◆ **Task instructions**
Collect every line of the records below that contains the word "Alignment".

◆ **Input data**
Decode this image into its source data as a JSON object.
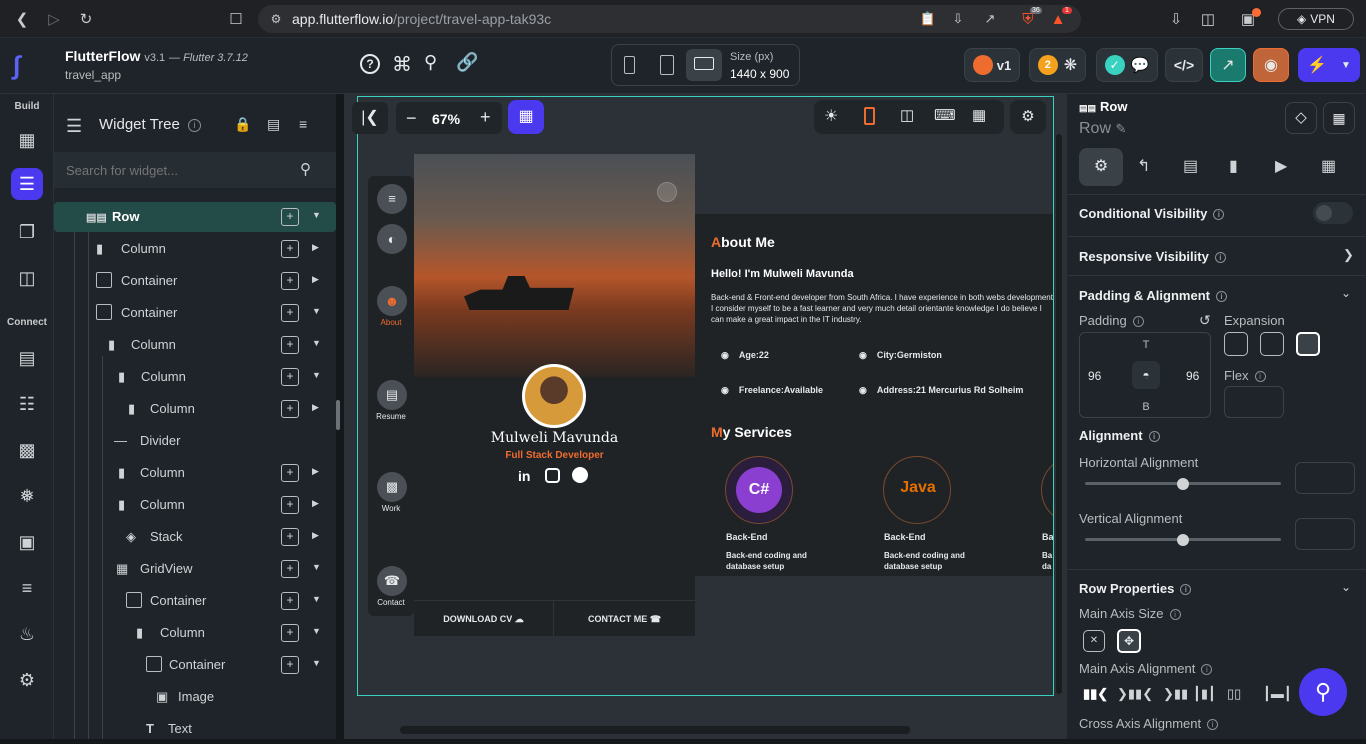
{
  "browser": {
    "url_host": "app.flutterflow.io",
    "url_path": "/project/travel-app-tak93c",
    "vpn_label": "VPN",
    "brave_badge": "36",
    "alert_badge": "1"
  },
  "app": {
    "name": "FlutterFlow",
    "version": "v3.1",
    "flutter_version": "— Flutter 3.7.12",
    "project": "travel_app",
    "size_label": "Size (px)",
    "size_value": "1440 x 900",
    "version_badge": "v1",
    "issues_count": "2"
  },
  "leftnav": {
    "build_label": "Build",
    "connect_label": "Connect"
  },
  "tree": {
    "title": "Widget Tree",
    "search_placeholder": "Search for widget...",
    "items": [
      {
        "label": "Row",
        "icon": "row-icon"
      },
      {
        "label": "Column",
        "icon": "column-icon"
      },
      {
        "label": "Container",
        "icon": "container-icon"
      },
      {
        "label": "Container",
        "icon": "container-icon"
      },
      {
        "label": "Column",
        "icon": "column-icon"
      },
      {
        "label": "Column",
        "icon": "column-icon"
      },
      {
        "label": "Column",
        "icon": "column-icon"
      },
      {
        "label": "Divider",
        "icon": "divider-icon"
      },
      {
        "label": "Column",
        "icon": "column-icon"
      },
      {
        "label": "Column",
        "icon": "column-icon"
      },
      {
        "label": "Stack",
        "icon": "stack-icon"
      },
      {
        "label": "GridView",
        "icon": "gridview-icon"
      },
      {
        "label": "Container",
        "icon": "container-icon"
      },
      {
        "label": "Column",
        "icon": "column-icon"
      },
      {
        "label": "Container",
        "icon": "container-icon"
      },
      {
        "label": "Image",
        "icon": "image-icon"
      },
      {
        "label": "Text",
        "icon": "text-icon"
      }
    ]
  },
  "canvas": {
    "zoom": "67%"
  },
  "site": {
    "nav": [
      "About",
      "Resume",
      "Work",
      "Contact"
    ],
    "name": "Mulweli Mavunda",
    "role": "Full Stack Developer",
    "download_cv": "DOWNLOAD CV",
    "contact_me": "CONTACT ME",
    "about_title_first": "A",
    "about_title_rest": "bout Me",
    "hello": "Hello! I'm Mulweli Mavunda",
    "bio": "Back-end & Front-end developer from South Africa. I have experience in both webs development. I consider myself to be a fast learner and very much detail orientante knowledge I do believe I can make a great impact in the IT industry.",
    "age": "Age:22",
    "city": "City:Germiston",
    "freelance": "Freelance:Available",
    "address": "Address:21 Mercurius Rd Solheim",
    "services_title_first": "M",
    "services_title_rest": "y Services",
    "services": [
      {
        "title": "Back-End",
        "desc": "Back-end coding and database setup",
        "logo": "C#"
      },
      {
        "title": "Back-End",
        "desc": "Back-end coding and database setup",
        "logo": "Java"
      },
      {
        "title": "Ba",
        "desc": "Ba da",
        "logo": ""
      }
    ]
  },
  "right": {
    "widget": "Row",
    "widget_name": "Row",
    "conditional_visibility": "Conditional Visibility",
    "responsive_visibility": "Responsive Visibility",
    "padding_alignment": "Padding & Alignment",
    "padding": "Padding",
    "expansion": "Expansion",
    "pad_top": "T",
    "pad_left": "96",
    "pad_right": "96",
    "pad_bottom": "B",
    "flex": "Flex",
    "alignment": "Alignment",
    "horizontal_alignment": "Horizontal Alignment",
    "vertical_alignment": "Vertical Alignment",
    "row_properties": "Row Properties",
    "main_axis_size": "Main Axis Size",
    "main_axis_alignment": "Main Axis Alignment",
    "cross_axis_alignment": "Cross Axis Alignment"
  },
  "colors": {
    "accent": "#4b39ef",
    "teal": "#39d2c0",
    "orange": "#ef6c2f"
  }
}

◆ **Final result**
    "padding_alignment": "Padding & Alignment",
    "alignment": "Alignment",
    "horizontal_alignment": "Horizontal Alignment",
    "vertical_alignment": "Vertical Alignment",
    "main_axis_alignment": "Main Axis Alignment",
    "cross_axis_alignment": "Cross Axis Alignment"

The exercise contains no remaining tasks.